# Kuota dealers



## Kuma601 (Jan 22, 2004)

I picked mine up back in early '08 and it's been a nice bike for me. The following season, that dealer stopped carrying them. I asked but was given the answer, we just decided to not carry the line. Hmm...ok. So I looked at Kuota USA's new dealer listing...another shop. Now with '09 closing, I see that they are no longer listed as a dealer ...seems that Kuota is making rounds but no one dealer sticks with them beyond a season...???

IDK how dealership guidelines are...just makes me wonder why it isn't consistent?


----------



## master2129 (Mar 30, 2007)

I'll tell you why. Kuota is a bunch of ASSES. They think their bikes are the best and they demand Dealers to stock 20+ frames and take up more floor space for the line. That's why Dealers drop them. Their Reps are just as bad and nothing is ever in stock. This is coming from someone who is very good friends with an Ex-Dealer.


----------



## Kuma601 (Jan 22, 2004)

I had a deep suspicion I'd receive a response like that. Sad...for Kuota.  Thanks.


----------



## Larry87 (Jan 15, 2008)

I find it hard to believe that Kuota is demanding dealers to carry 20+ frames. My local dealer where I picked up my Kross bike doesn't have that many bikes on the floor.


----------



## Kuma601 (Jan 22, 2004)

I'm completely outside the bike industry so I dunno how these dealer issue are. It would be interesting what Trek, Specialized and Giant ask of their participating dealers. Locally, the shops are well stocked with well more than 20 bikes in multiple sizes. Kuota being a much smaller name to them, 20 is a big order to have as inventory.


----------

| EXERCISE BRIEF |
According to master2129 in the Kuota dealers thread, how many frames does Kuota demand that dealers stock? Please answer using only the Kuota dealers thread.

| ENTRIES PROVIDED |
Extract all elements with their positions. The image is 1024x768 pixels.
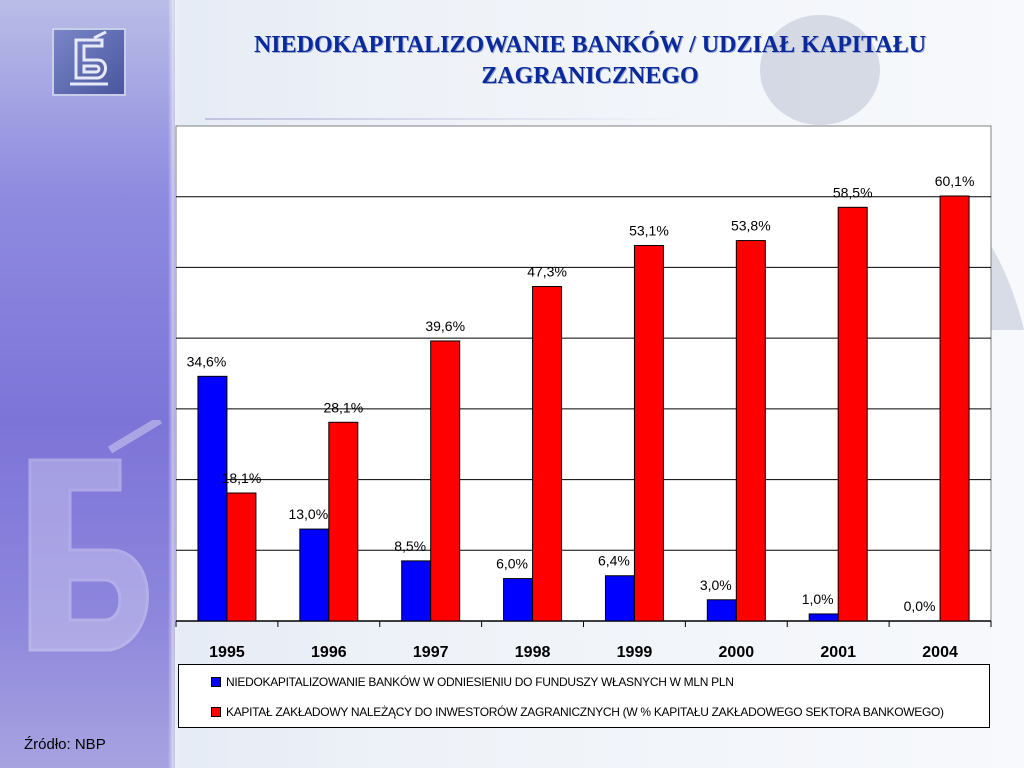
- data-label-red: 39,6%: [425, 318, 465, 334]
- x-tick-label: 2001: [820, 644, 856, 661]
- bar-blue: [604, 575, 635, 622]
- data-label-red: 53,8%: [731, 218, 771, 234]
- data-label-blue: 34,6%: [187, 353, 227, 369]
- legend-swatch-blue: [211, 677, 221, 687]
- x-tick-label: 1997: [413, 644, 449, 661]
- bar-blue: [299, 528, 330, 622]
- watermark-logo-icon: [28, 420, 163, 652]
- data-label-red: 53,1%: [629, 223, 669, 239]
- bar-red: [532, 286, 563, 622]
- data-label-red: 60,1%: [935, 173, 975, 189]
- sidebar-highlight: [168, 0, 178, 768]
- bar-red: [633, 245, 664, 622]
- data-label-red: 47,3%: [527, 264, 567, 280]
- chart-legend: NIEDOKAPITALIZOWANIE BANKÓW W ODNIESIENI…: [178, 664, 990, 728]
- data-label-red: 18,1%: [222, 470, 262, 486]
- x-tick-label: 2004: [922, 644, 958, 661]
- x-tick-label: 1998: [515, 644, 551, 661]
- legend-item-blue: NIEDOKAPITALIZOWANIE BANKÓW W ODNIESIENI…: [211, 675, 734, 689]
- legend-label-blue: NIEDOKAPITALIZOWANIE BANKÓW W ODNIESIENI…: [226, 675, 734, 689]
- data-label-blue: 6,4%: [598, 553, 630, 569]
- x-tick-label: 1996: [311, 644, 347, 661]
- x-tick-label: 1999: [617, 644, 653, 661]
- data-label-red: 58,5%: [833, 184, 873, 200]
- source-note: Źródło: NBP: [24, 736, 106, 753]
- data-label-blue: 6,0%: [496, 556, 528, 572]
- data-label-red: 28,1%: [323, 399, 363, 415]
- data-label-blue: 3,0%: [700, 577, 732, 593]
- legend-swatch-red: [211, 707, 221, 717]
- title-divider: [205, 118, 685, 120]
- bar-blue: [401, 560, 432, 622]
- bar-blue: [503, 578, 534, 622]
- data-label-blue: 1,0%: [802, 591, 834, 607]
- data-label-blue: 0,0%: [904, 598, 936, 614]
- page-title: NIEDOKAPITALIZOWANIE BANKÓW / UDZIAŁ KAP…: [253, 32, 927, 89]
- x-tick-label: 2000: [719, 644, 755, 661]
- sidebar-band: [0, 0, 175, 768]
- legend-item-red: KAPITAŁ ZAKŁADOWY NALEŻĄCY DO INWESTORÓW…: [211, 705, 944, 719]
- x-tick-label: 1995: [209, 644, 245, 661]
- data-label-blue: 8,5%: [394, 538, 426, 554]
- data-label-blue: 13,0%: [288, 506, 328, 522]
- legend-label-red: KAPITAŁ ZAKŁADOWY NALEŻĄCY DO INWESTORÓW…: [226, 705, 944, 719]
- bar-blue: [706, 599, 737, 622]
- bar-blue: [808, 613, 839, 622]
- bar-red: [735, 240, 766, 622]
- bar-red: [939, 195, 970, 622]
- bar-red: [430, 340, 461, 622]
- bank-logo-icon: [52, 28, 126, 96]
- bar-red: [226, 492, 257, 622]
- bar-red: [837, 206, 868, 622]
- bar-blue: [197, 375, 228, 622]
- bar-red: [328, 421, 359, 622]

| RESULT |
20 or more frames.